* What to produce:
Lines from the one containing "Parse this screenshot: output" through the end of the data are to be returned exactly, and no others.

***** Data supplied

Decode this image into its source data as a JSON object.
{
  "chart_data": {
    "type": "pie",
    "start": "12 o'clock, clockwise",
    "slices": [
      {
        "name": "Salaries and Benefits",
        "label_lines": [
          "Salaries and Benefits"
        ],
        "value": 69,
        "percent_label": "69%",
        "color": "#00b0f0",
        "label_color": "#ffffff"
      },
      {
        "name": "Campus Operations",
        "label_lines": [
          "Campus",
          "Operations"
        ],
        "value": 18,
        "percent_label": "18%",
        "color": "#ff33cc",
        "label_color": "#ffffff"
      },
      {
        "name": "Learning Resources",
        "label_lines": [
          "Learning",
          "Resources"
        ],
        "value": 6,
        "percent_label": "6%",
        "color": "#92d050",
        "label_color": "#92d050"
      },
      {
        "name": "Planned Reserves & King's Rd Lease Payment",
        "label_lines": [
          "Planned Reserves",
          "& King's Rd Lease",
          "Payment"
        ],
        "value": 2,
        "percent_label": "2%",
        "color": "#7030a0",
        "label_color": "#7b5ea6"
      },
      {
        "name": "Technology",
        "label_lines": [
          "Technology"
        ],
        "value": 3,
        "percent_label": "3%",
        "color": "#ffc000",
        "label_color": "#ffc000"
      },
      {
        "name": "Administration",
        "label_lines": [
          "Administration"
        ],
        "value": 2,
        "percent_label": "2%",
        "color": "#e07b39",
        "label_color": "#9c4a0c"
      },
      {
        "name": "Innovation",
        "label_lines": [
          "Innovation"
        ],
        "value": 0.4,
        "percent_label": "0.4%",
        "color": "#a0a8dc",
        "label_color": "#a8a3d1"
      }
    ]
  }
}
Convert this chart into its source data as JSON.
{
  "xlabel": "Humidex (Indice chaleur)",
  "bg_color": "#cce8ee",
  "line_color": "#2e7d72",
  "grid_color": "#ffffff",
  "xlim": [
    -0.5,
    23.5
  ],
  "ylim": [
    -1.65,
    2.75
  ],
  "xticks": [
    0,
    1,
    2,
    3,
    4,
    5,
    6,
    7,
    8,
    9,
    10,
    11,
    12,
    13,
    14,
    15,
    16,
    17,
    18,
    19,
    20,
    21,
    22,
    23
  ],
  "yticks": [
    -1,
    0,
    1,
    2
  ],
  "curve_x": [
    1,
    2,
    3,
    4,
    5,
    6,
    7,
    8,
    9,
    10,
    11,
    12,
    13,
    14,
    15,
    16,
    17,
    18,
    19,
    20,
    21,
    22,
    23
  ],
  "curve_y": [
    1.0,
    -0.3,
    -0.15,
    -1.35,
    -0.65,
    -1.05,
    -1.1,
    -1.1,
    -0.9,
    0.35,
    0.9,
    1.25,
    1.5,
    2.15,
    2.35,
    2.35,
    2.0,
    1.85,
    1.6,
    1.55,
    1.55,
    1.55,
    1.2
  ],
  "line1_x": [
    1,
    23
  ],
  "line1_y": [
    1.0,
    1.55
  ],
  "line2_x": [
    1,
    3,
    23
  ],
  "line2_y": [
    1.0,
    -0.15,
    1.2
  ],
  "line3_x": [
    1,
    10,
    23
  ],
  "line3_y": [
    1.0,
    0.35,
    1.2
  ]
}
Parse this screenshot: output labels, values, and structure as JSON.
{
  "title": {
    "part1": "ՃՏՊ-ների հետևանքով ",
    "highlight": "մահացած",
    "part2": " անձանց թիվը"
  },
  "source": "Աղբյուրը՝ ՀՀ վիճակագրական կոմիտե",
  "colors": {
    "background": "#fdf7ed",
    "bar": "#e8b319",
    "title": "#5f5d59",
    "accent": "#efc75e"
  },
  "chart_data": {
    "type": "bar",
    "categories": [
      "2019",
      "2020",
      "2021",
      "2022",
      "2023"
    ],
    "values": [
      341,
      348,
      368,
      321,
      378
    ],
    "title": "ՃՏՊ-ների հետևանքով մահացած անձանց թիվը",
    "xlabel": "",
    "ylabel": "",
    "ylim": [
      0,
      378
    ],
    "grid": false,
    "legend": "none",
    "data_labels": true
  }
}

**********

* Answer to this problem:
Parse this screenshot: output labels, values, and structure as JSON.
{
  "title": {
    "part1": "ՃՏՊ-ների հետևանքով ",
    "highlight": "մահացած",
    "part2": " անձանց թիվը"
  },
  "source": "Աղբյուրը՝ ՀՀ վիճակագրական կոմիտե",
  "colors": {
    "background": "#fdf7ed",
    "bar": "#e8b319",
    "title": "#5f5d59",
    "accent": "#efc75e"
  },
  "chart_data": {
    "type": "bar",
    "categories": [
      "2019",
      "2020",
      "2021",
      "2022",
      "2023"
    ],
    "values": [
      341,
      348,
      368,
      321,
      378
    ],
    "title": "ՃՏՊ-ների հետևանքով մահացած անձանց թիվը",
    "xlabel": "",
    "ylabel": "",
    "ylim": [
      0,
      378
    ],
    "grid": false,
    "legend": "none",
    "data_labels": true
  }
}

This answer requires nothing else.